**Dataset records**.
# # # # #
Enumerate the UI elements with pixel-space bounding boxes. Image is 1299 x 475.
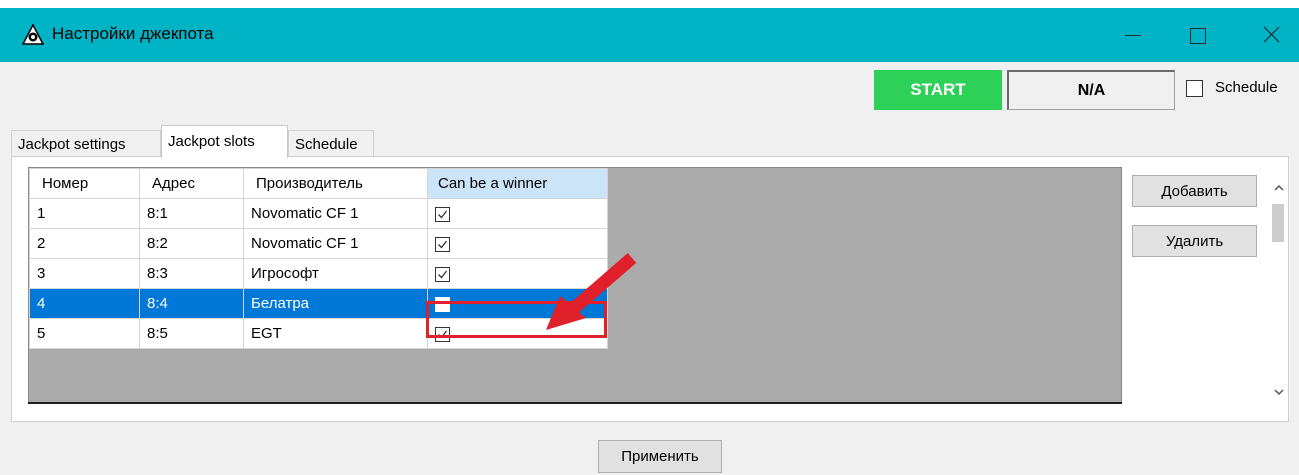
column-header-address[interactable]: Адрес — [139, 168, 244, 199]
start-button[interactable]: START — [874, 70, 1002, 110]
jackpot-settings-window: Настройки джекпота START N/A Schedule Ja… — [0, 8, 1299, 475]
delete-button[interactable]: Удалить — [1132, 225, 1257, 257]
cell-address[interactable]: 8:1 — [139, 198, 244, 229]
cell-address[interactable]: 8:3 — [139, 258, 244, 289]
maximize-icon — [1190, 28, 1206, 44]
close-button[interactable] — [1245, 8, 1299, 62]
jackpot-slots-panel: Номер Адрес Производитель Can be a winne… — [11, 156, 1289, 422]
column-header-can-be-winner[interactable]: Can be a winner — [427, 168, 608, 199]
checked-checkbox-icon[interactable] — [435, 266, 450, 282]
minimize-icon — [1125, 35, 1141, 36]
checked-checkbox-icon[interactable] — [435, 206, 450, 222]
tab-jackpot-slots[interactable]: Jackpot slots — [161, 125, 288, 158]
red-arrow-icon — [546, 253, 637, 330]
cell-number[interactable]: 3 — [29, 258, 140, 289]
grid-bottom-border — [28, 402, 1122, 404]
cell-number[interactable]: 5 — [29, 318, 140, 349]
cell-manufacturer[interactable]: EGT — [243, 318, 428, 349]
cell-manufacturer[interactable]: Белатра — [243, 288, 428, 319]
add-button[interactable]: Добавить — [1132, 175, 1257, 207]
cell-number[interactable]: 2 — [29, 228, 140, 259]
tab-schedule[interactable]: Schedule — [288, 130, 374, 158]
table-header-row: Номер Адрес Производитель Can be a winne… — [29, 168, 608, 199]
title-bar: Настройки джекпота — [0, 8, 1299, 62]
cell-can-be-winner[interactable] — [427, 198, 608, 229]
scrollbar-thumb[interactable] — [1272, 204, 1284, 242]
table-row[interactable]: 2 8:2 Novomatic CF 1 — [29, 228, 608, 259]
tab-jackpot-settings[interactable]: Jackpot settings — [11, 130, 161, 158]
cell-address[interactable]: 8:2 — [139, 228, 244, 259]
column-header-manufacturer[interactable]: Производитель — [243, 168, 428, 199]
window-title: Настройки джекпота — [52, 24, 214, 43]
cell-manufacturer[interactable]: Novomatic CF 1 — [243, 228, 428, 259]
schedule-checkbox-label[interactable]: Schedule — [1215, 79, 1278, 96]
cell-manufacturer[interactable]: Игрософт — [243, 258, 428, 289]
cell-number[interactable]: 1 — [29, 198, 140, 229]
scroll-down-icon[interactable] — [1272, 385, 1286, 399]
close-icon — [1263, 26, 1280, 43]
cell-address[interactable]: 8:4 — [139, 288, 244, 319]
app-icon — [22, 24, 44, 45]
cell-manufacturer[interactable]: Novomatic CF 1 — [243, 198, 428, 229]
apply-button[interactable]: Применить — [598, 440, 722, 473]
schedule-checkbox[interactable] — [1186, 80, 1203, 97]
scroll-up-icon[interactable] — [1272, 181, 1286, 195]
table-row[interactable]: 1 8:1 Novomatic CF 1 — [29, 198, 608, 229]
maximize-button[interactable] — [1172, 8, 1226, 62]
column-header-number[interactable]: Номер — [29, 168, 140, 199]
table-row[interactable]: 3 8:3 Игрософт — [29, 258, 608, 289]
checked-checkbox-icon[interactable] — [435, 236, 450, 252]
minimize-button[interactable] — [1106, 8, 1160, 62]
jackpot-status-field: N/A — [1007, 70, 1175, 110]
cell-number[interactable]: 4 — [29, 288, 140, 319]
cell-address[interactable]: 8:5 — [139, 318, 244, 349]
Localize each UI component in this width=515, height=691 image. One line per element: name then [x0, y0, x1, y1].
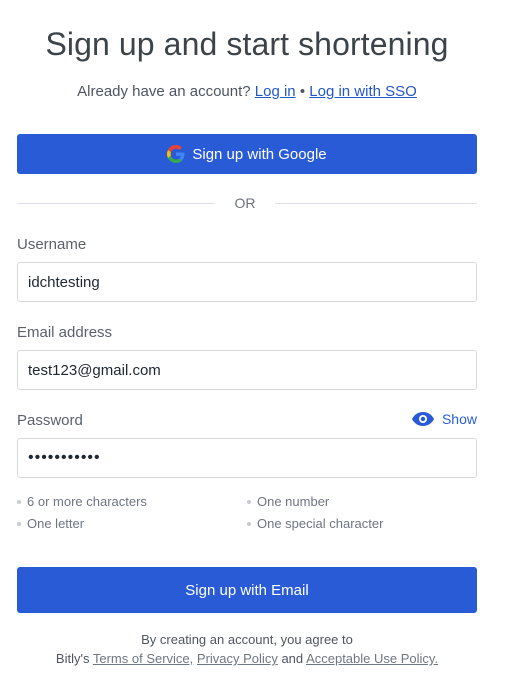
requirement-text: One letter	[27, 516, 85, 531]
requirement-text: One number	[257, 494, 330, 509]
terms-line-1: By creating an account, you agree to	[141, 632, 353, 647]
or-divider: OR	[17, 194, 477, 214]
show-password-label: Show	[441, 411, 477, 427]
google-icon	[167, 145, 185, 163]
google-signup-button[interactable]: Sign up with Google	[17, 134, 477, 174]
sso-login-link[interactable]: Log in with SSO	[309, 83, 417, 100]
terms-of-service-link[interactable]: Terms of Service,	[93, 651, 193, 666]
requirement-item: One number	[247, 494, 329, 509]
requirement-item: 6 or more characters	[17, 494, 147, 509]
bullet-dot	[17, 499, 21, 504]
terms-and-text: and	[281, 651, 304, 666]
acceptable-use-link[interactable]: Acceptable Use Policy.	[306, 651, 438, 666]
privacy-policy-link[interactable]: Privacy Policy	[197, 651, 278, 666]
email-label: Email address	[17, 324, 113, 341]
bullet-dot	[17, 521, 21, 526]
show-password-toggle[interactable]: Show	[411, 411, 477, 427]
requirement-text: 6 or more characters	[27, 494, 147, 509]
eye-icon	[411, 412, 434, 426]
separator-dot: •	[299, 83, 306, 100]
page-title: Sign up and start shortening	[45, 26, 449, 62]
signup-page: Sign up and start shortening Already hav…	[0, 0, 515, 691]
login-link[interactable]: Log in	[255, 83, 296, 100]
email-field[interactable]	[17, 350, 477, 390]
email-signup-button[interactable]: Sign up with Email	[17, 567, 477, 613]
terms-notice: By creating an account, you agree to Bit…	[0, 630, 494, 668]
or-text: OR	[234, 195, 256, 211]
login-prompt: Already have an account? Log in • Log in…	[0, 83, 494, 100]
google-button-label: Sign up with Google	[192, 145, 327, 163]
already-account-text: Already have an account?	[77, 83, 251, 100]
divider-line-left	[17, 203, 215, 204]
requirement-text: One special character	[257, 516, 384, 531]
divider-line-right	[275, 203, 477, 204]
requirement-item: One special character	[247, 516, 383, 531]
password-field[interactable]	[17, 438, 477, 478]
terms-prefix: Bitly's	[55, 651, 90, 666]
username-field[interactable]	[17, 262, 477, 302]
bullet-dot	[247, 521, 251, 526]
username-label: Username	[17, 236, 87, 253]
bullet-dot	[247, 499, 251, 504]
terms-line-2: Bitly's Terms of Service, Privacy Policy…	[0, 649, 494, 668]
requirement-item: One letter	[17, 516, 84, 531]
password-label: Password	[17, 412, 83, 429]
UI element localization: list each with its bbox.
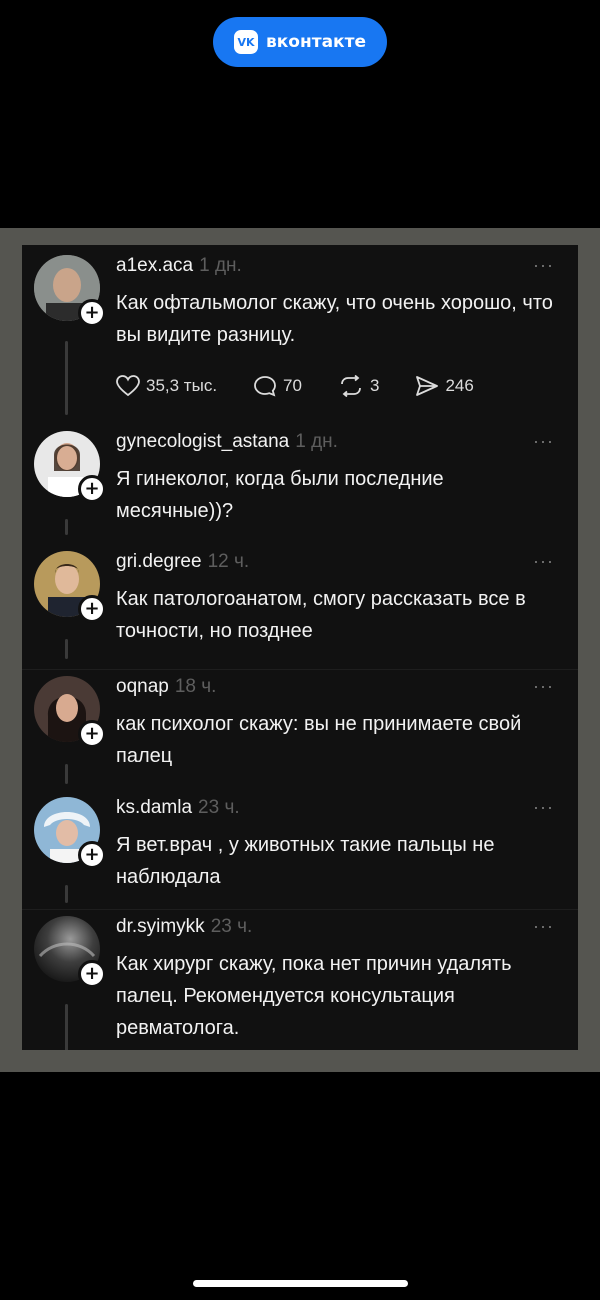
# # # # #
**Problem description**. Copy out all of the material above line for line, without changing any text, and leave out the pictures.

**Reply to the exercise**.
Enumerate the UI elements with pixel-space bounding boxes. Image is 1299 x 475.
column-header-address[interactable]: Адрес — [139, 168, 244, 199]
start-button[interactable]: START — [874, 70, 1002, 110]
jackpot-settings-window: Настройки джекпота START N/A Schedule Ja… — [0, 8, 1299, 475]
delete-button[interactable]: Удалить — [1132, 225, 1257, 257]
cell-address[interactable]: 8:1 — [139, 198, 244, 229]
cell-address[interactable]: 8:3 — [139, 258, 244, 289]
maximize-icon — [1190, 28, 1206, 44]
close-button[interactable] — [1245, 8, 1299, 62]
jackpot-slots-panel: Номер Адрес Производитель Can be a winne… — [11, 156, 1289, 422]
column-header-can-be-winner[interactable]: Can be a winner — [427, 168, 608, 199]
checked-checkbox-icon[interactable] — [435, 266, 450, 282]
minimize-icon — [1125, 35, 1141, 36]
checked-checkbox-icon[interactable] — [435, 206, 450, 222]
tab-jackpot-slots[interactable]: Jackpot slots — [161, 125, 288, 158]
red-arrow-icon — [546, 253, 637, 330]
cell-number[interactable]: 3 — [29, 258, 140, 289]
grid-bottom-border — [28, 402, 1122, 404]
cell-number[interactable]: 5 — [29, 318, 140, 349]
cell-manufacturer[interactable]: EGT — [243, 318, 428, 349]
cell-manufacturer[interactable]: Белатра — [243, 288, 428, 319]
add-button[interactable]: Добавить — [1132, 175, 1257, 207]
cell-number[interactable]: 2 — [29, 228, 140, 259]
tab-schedule[interactable]: Schedule — [288, 130, 374, 158]
table-header-row: Номер Адрес Производитель Can be a winne… — [29, 168, 608, 199]
title-bar: Настройки джекпота — [0, 8, 1299, 62]
cell-can-be-winner[interactable] — [427, 198, 608, 229]
scrollbar-thumb[interactable] — [1272, 204, 1284, 242]
table-row[interactable]: 2 8:2 Novomatic CF 1 — [29, 228, 608, 259]
tab-jackpot-settings[interactable]: Jackpot settings — [11, 130, 161, 158]
cell-address[interactable]: 8:2 — [139, 228, 244, 259]
column-header-manufacturer[interactable]: Производитель — [243, 168, 428, 199]
window-title: Настройки джекпота — [52, 24, 214, 43]
cell-manufacturer[interactable]: Novomatic CF 1 — [243, 228, 428, 259]
schedule-checkbox-label[interactable]: Schedule — [1215, 79, 1278, 96]
cell-manufacturer[interactable]: Игрософт — [243, 258, 428, 289]
cell-number[interactable]: 1 — [29, 198, 140, 229]
scroll-down-icon[interactable] — [1272, 385, 1286, 399]
close-icon — [1263, 26, 1280, 43]
cell-address[interactable]: 8:4 — [139, 288, 244, 319]
app-icon — [22, 24, 44, 45]
cell-manufacturer[interactable]: Novomatic CF 1 — [243, 198, 428, 229]
apply-button[interactable]: Применить — [598, 440, 722, 473]
schedule-checkbox[interactable] — [1186, 80, 1203, 97]
scroll-up-icon[interactable] — [1272, 181, 1286, 195]
table-row[interactable]: 1 8:1 Novomatic CF 1 — [29, 198, 608, 229]
maximize-button[interactable] — [1172, 8, 1226, 62]
column-header-number[interactable]: Номер — [29, 168, 140, 199]
table-row[interactable]: 3 8:3 Игрософт — [29, 258, 608, 289]
checked-checkbox-icon[interactable] — [435, 236, 450, 252]
minimize-button[interactable] — [1106, 8, 1160, 62]
jackpot-status-field: N/A — [1007, 70, 1175, 110]
cell-number[interactable]: 4 — [29, 288, 140, 319]
cell-address[interactable]: 8:5 — [139, 318, 244, 349]
Localize each UI component in this width=515, height=691 image. One line per element: name then [x0, y0, x1, y1].
requirement-text: One letter	[27, 516, 85, 531]
requirement-text: One number	[257, 494, 330, 509]
terms-line-1: By creating an account, you agree to	[141, 632, 353, 647]
or-divider: OR	[17, 194, 477, 214]
show-password-label: Show	[441, 411, 477, 427]
google-icon	[167, 145, 185, 163]
google-signup-button[interactable]: Sign up with Google	[17, 134, 477, 174]
sso-login-link[interactable]: Log in with SSO	[309, 83, 417, 100]
terms-of-service-link[interactable]: Terms of Service,	[93, 651, 193, 666]
requirement-item: One number	[247, 494, 329, 509]
requirement-item: 6 or more characters	[17, 494, 147, 509]
bullet-dot	[17, 499, 21, 504]
terms-and-text: and	[281, 651, 304, 666]
acceptable-use-link[interactable]: Acceptable Use Policy.	[306, 651, 438, 666]
privacy-policy-link[interactable]: Privacy Policy	[197, 651, 278, 666]
email-label: Email address	[17, 324, 113, 341]
bullet-dot	[17, 521, 21, 526]
show-password-toggle[interactable]: Show	[411, 411, 477, 427]
requirement-text: 6 or more characters	[27, 494, 147, 509]
eye-icon	[411, 412, 434, 426]
separator-dot: •	[299, 83, 306, 100]
page-title: Sign up and start shortening	[45, 26, 449, 62]
signup-page: Sign up and start shortening Already hav…	[0, 0, 515, 691]
login-link[interactable]: Log in	[255, 83, 296, 100]
email-field[interactable]	[17, 350, 477, 390]
email-signup-button[interactable]: Sign up with Email	[17, 567, 477, 613]
terms-notice: By creating an account, you agree to Bit…	[0, 630, 494, 668]
or-text: OR	[234, 195, 256, 211]
login-prompt: Already have an account? Log in • Log in…	[0, 83, 494, 100]
google-button-label: Sign up with Google	[192, 145, 327, 163]
already-account-text: Already have an account?	[77, 83, 251, 100]
divider-line-left	[17, 203, 215, 204]
requirement-text: One special character	[257, 516, 384, 531]
divider-line-right	[275, 203, 477, 204]
requirement-item: One special character	[247, 516, 383, 531]
password-field[interactable]	[17, 438, 477, 478]
terms-prefix: Bitly's	[55, 651, 90, 666]
username-field[interactable]	[17, 262, 477, 302]
bullet-dot	[247, 521, 251, 526]
username-label: Username	[17, 236, 87, 253]
bullet-dot	[247, 499, 251, 504]
terms-line-2: Bitly's Terms of Service, Privacy Policy…	[0, 649, 494, 668]
requirement-item: One letter	[17, 516, 84, 531]
password-label: Password	[17, 412, 83, 429]
UI element localization: list each with its bbox.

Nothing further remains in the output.